Data provided start
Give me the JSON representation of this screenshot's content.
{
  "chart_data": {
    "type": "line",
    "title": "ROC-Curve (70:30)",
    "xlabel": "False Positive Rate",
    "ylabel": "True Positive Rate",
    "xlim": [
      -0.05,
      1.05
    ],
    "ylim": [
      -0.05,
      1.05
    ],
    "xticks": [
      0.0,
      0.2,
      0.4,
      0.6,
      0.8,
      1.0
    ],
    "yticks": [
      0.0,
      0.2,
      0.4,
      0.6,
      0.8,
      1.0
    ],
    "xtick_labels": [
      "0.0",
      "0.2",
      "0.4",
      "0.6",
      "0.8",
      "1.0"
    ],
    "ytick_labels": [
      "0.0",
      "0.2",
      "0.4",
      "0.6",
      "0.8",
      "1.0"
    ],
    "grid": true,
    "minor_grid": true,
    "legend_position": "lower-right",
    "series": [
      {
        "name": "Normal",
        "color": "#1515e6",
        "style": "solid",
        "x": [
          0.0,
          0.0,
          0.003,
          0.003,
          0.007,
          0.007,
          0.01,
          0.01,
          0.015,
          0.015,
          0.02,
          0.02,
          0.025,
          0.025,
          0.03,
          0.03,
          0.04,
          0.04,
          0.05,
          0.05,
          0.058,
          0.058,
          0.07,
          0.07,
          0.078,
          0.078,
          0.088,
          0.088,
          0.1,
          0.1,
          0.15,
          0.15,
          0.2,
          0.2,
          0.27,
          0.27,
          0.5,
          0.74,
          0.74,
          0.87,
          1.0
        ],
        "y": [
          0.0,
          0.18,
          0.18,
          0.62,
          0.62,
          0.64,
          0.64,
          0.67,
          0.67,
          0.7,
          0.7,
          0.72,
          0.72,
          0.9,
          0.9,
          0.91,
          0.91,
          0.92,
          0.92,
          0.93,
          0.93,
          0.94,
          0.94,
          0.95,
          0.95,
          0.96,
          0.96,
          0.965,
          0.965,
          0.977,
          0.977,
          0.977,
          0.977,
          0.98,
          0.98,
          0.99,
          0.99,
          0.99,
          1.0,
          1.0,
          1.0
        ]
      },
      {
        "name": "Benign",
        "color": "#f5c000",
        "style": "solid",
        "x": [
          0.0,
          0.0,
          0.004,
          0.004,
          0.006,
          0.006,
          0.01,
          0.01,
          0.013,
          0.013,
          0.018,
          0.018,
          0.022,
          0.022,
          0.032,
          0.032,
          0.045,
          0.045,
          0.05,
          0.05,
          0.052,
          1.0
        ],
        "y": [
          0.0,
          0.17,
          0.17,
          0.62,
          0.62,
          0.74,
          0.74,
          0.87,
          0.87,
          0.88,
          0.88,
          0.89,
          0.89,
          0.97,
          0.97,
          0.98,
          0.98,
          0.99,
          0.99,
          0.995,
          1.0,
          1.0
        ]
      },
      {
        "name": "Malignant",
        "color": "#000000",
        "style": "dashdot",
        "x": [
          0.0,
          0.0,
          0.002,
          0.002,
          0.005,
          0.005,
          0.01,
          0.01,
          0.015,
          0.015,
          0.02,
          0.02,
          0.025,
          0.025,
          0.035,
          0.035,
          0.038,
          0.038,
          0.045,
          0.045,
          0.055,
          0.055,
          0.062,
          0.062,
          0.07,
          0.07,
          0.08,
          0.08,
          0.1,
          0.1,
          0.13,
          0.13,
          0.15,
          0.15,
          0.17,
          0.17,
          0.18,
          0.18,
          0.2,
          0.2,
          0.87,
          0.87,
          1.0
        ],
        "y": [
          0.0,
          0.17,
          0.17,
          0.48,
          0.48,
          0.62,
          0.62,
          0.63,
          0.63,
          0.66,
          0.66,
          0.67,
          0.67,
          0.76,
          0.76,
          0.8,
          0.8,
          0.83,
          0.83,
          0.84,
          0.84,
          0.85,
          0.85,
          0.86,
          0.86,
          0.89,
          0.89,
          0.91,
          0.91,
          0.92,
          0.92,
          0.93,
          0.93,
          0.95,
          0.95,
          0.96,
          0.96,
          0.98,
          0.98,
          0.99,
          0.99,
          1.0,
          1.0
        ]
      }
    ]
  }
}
Data provided end
• [Exercise description]
Pull out every line of the records above that contains the word "name".

• [Result for this task]
        "name": "Normal",
        "name": "Benign",
        "name": "Malignant",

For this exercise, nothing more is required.